(Task to complete)
Reproduce all lines of the listing below in which the word "JSON" occurs.

(Extracted entries)
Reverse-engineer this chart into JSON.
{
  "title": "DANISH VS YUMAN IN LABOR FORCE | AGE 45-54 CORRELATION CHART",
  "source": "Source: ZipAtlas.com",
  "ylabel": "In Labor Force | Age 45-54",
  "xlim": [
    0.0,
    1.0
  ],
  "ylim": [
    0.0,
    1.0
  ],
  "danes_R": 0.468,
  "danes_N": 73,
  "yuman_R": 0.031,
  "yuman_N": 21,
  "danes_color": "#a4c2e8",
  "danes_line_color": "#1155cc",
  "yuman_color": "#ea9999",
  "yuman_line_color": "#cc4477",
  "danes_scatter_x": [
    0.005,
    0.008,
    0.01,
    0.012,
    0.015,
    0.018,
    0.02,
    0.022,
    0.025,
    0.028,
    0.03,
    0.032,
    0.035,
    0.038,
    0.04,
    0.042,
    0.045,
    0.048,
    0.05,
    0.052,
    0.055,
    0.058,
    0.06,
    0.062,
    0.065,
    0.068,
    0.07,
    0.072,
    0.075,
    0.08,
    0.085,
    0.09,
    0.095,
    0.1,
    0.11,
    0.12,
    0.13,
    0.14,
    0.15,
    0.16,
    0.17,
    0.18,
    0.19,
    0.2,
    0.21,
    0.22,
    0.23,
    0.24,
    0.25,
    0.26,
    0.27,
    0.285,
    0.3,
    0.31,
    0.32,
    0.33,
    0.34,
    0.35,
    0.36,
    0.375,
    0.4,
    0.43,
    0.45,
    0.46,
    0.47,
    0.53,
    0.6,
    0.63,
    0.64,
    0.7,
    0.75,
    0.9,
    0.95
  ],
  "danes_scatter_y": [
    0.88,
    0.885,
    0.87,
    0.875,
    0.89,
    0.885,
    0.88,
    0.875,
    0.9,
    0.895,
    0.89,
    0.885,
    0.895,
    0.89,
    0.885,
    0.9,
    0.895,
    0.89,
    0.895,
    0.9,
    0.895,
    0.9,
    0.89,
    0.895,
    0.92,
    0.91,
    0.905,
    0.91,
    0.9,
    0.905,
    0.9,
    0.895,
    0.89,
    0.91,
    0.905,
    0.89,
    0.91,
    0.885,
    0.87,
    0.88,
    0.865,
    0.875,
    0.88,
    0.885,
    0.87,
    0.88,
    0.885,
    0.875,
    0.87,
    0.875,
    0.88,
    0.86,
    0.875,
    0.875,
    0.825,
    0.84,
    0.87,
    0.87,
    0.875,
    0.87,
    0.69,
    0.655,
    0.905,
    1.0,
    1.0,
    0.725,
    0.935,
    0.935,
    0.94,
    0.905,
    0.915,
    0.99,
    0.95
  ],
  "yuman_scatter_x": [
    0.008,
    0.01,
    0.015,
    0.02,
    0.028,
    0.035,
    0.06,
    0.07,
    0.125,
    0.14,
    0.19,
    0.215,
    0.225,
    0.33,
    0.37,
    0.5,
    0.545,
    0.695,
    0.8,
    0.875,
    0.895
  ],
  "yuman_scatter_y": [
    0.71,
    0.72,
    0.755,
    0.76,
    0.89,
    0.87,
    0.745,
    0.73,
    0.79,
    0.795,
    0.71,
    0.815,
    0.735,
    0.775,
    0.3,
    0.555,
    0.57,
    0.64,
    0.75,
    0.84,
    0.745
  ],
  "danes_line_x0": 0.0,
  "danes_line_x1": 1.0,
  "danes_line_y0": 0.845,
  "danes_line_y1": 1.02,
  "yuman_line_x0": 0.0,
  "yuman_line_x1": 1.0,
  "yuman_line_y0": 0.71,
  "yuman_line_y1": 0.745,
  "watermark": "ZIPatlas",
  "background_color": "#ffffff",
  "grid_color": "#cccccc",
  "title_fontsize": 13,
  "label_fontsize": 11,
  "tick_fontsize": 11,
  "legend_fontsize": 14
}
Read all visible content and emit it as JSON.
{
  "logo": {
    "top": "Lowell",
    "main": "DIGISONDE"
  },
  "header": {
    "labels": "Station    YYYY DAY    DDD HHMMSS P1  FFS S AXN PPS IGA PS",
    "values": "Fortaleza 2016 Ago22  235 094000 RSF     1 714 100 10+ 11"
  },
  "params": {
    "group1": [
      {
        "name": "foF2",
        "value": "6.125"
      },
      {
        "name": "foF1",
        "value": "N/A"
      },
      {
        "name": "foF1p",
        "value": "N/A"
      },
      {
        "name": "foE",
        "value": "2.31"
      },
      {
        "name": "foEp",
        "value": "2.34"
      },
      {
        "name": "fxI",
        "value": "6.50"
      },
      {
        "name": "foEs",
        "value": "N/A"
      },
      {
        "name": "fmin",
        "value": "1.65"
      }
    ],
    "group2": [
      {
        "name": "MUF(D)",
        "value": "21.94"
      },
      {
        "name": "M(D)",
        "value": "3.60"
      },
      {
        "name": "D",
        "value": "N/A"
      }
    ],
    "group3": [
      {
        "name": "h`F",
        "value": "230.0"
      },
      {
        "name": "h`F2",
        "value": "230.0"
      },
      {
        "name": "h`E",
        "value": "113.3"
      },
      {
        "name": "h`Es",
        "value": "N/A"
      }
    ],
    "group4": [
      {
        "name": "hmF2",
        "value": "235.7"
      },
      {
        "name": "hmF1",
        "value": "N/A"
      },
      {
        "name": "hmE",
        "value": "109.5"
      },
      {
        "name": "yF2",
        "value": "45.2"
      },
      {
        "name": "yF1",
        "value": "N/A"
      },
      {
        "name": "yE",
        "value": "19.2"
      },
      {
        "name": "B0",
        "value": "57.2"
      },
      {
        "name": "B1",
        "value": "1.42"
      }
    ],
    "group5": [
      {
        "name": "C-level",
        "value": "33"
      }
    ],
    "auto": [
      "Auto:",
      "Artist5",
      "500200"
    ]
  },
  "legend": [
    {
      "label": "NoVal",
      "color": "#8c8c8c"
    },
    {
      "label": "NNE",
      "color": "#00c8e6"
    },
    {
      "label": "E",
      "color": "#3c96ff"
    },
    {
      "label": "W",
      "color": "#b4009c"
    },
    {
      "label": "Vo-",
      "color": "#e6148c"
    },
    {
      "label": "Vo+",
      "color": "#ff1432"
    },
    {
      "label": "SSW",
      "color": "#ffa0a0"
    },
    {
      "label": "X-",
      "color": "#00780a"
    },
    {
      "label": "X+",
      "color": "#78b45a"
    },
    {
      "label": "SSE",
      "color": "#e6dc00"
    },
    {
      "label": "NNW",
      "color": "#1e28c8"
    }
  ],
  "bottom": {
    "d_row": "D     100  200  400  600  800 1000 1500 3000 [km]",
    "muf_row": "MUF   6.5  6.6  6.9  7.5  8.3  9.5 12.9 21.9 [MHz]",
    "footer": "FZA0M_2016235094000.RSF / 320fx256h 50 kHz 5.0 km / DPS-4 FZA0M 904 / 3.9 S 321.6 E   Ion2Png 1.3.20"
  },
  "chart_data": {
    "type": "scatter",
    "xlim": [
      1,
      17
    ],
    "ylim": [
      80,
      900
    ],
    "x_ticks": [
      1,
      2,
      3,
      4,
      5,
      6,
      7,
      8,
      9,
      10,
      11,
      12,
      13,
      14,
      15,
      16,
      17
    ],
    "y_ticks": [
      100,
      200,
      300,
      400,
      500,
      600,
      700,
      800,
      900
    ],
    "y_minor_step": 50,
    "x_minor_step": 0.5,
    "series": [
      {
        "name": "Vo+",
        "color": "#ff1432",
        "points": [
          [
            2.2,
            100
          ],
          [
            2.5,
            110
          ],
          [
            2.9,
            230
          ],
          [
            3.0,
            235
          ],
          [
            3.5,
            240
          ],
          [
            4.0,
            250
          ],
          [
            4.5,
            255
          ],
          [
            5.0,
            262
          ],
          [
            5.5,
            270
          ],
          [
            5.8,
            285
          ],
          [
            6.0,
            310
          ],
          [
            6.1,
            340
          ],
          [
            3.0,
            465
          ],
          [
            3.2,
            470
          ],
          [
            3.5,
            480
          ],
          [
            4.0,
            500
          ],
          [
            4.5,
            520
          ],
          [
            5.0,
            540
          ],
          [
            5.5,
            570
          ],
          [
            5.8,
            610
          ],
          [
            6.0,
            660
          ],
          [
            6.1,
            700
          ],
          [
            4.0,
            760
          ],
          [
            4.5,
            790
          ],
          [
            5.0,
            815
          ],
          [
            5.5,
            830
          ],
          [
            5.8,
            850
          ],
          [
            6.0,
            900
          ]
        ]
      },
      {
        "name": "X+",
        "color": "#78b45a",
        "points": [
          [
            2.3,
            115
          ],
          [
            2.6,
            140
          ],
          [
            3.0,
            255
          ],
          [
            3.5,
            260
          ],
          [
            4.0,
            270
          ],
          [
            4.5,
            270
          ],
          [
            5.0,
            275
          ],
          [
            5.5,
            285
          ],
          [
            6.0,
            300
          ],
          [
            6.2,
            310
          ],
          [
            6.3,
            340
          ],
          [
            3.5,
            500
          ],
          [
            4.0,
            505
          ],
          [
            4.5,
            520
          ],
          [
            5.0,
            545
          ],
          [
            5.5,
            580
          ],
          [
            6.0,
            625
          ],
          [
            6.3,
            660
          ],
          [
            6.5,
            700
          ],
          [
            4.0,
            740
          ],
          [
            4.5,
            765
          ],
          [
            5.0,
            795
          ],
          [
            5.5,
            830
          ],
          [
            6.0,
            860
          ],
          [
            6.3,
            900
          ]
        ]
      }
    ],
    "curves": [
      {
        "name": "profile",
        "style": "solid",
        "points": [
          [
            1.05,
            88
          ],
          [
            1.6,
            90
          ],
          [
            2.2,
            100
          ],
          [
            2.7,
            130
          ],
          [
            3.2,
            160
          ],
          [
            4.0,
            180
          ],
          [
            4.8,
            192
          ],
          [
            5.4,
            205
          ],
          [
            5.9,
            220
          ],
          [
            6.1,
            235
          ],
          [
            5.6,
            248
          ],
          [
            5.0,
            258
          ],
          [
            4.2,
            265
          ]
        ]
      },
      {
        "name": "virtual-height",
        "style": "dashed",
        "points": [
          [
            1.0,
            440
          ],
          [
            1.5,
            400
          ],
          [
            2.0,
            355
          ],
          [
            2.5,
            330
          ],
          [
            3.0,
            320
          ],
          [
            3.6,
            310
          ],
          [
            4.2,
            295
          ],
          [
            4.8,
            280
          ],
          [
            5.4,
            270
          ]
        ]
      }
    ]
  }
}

(Result below)
Reverse-engineer this chart into JSON.
Read all visible content and emit it as JSON.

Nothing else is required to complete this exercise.